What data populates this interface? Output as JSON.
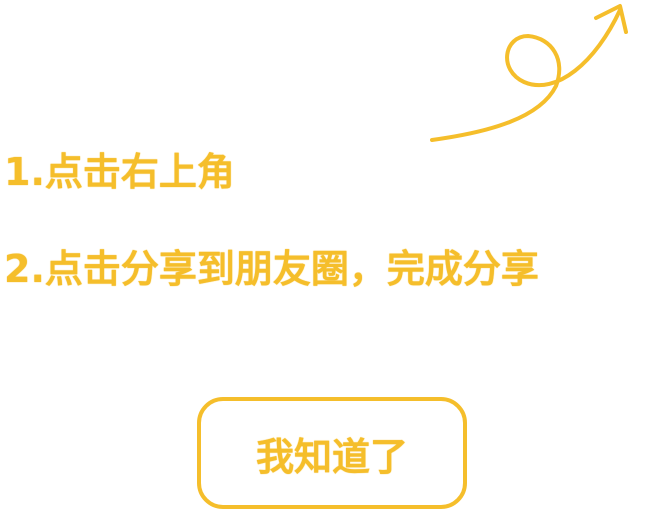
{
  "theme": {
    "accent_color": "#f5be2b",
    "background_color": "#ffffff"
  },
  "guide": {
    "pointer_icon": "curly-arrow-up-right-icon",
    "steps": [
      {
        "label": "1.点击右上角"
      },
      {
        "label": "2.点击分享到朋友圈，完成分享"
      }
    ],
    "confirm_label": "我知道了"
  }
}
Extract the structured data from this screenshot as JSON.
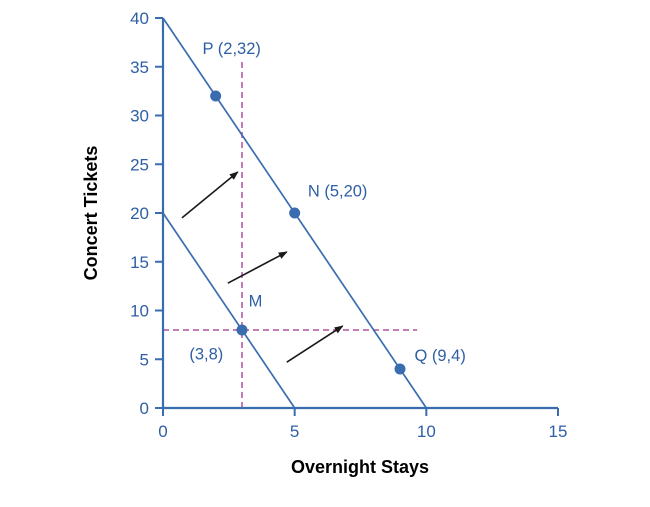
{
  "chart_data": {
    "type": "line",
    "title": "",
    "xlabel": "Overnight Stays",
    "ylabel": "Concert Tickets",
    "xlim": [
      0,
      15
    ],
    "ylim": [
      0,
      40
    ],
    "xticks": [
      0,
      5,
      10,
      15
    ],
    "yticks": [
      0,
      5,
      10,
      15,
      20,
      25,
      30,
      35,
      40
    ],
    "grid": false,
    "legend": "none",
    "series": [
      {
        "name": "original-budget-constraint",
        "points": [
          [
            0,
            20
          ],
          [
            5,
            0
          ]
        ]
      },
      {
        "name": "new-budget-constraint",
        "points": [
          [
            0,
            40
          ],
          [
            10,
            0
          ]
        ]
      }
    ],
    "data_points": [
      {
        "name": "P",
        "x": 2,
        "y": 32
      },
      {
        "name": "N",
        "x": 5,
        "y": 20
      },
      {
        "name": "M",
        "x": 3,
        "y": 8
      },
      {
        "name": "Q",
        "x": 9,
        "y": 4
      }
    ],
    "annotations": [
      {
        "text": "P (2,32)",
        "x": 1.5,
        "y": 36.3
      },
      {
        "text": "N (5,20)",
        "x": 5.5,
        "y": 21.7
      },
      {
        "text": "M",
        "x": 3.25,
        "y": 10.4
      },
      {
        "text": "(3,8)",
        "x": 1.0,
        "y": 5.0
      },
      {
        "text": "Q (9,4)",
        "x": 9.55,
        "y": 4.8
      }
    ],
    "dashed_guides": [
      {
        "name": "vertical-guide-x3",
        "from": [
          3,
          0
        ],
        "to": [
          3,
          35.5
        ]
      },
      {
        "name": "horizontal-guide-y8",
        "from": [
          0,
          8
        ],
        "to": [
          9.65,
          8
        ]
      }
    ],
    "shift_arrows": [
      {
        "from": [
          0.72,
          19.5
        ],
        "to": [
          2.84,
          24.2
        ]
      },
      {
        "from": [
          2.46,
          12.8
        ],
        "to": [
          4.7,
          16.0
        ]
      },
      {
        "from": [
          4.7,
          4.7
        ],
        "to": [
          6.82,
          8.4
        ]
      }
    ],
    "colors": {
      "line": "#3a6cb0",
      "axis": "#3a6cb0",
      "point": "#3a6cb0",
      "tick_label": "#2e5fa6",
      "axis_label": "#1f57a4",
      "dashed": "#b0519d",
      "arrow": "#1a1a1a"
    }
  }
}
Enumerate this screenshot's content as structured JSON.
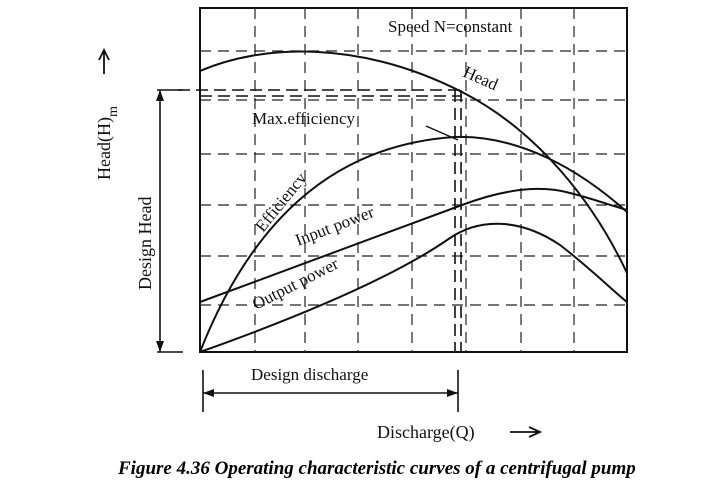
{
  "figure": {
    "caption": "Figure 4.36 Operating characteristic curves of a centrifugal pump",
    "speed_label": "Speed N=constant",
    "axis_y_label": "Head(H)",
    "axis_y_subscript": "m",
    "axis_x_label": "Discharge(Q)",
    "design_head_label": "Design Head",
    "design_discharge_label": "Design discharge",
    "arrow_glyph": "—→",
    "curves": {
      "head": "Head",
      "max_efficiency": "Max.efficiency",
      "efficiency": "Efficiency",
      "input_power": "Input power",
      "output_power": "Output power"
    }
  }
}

▶ [Task directions] Track down the lines that include the word "this" and copy them.

▶ [Response]
What data populates this interface? Output as JSON.
Extract the structured data from this screenshot as JSON.
Enumerate this screenshot's content as structured JSON.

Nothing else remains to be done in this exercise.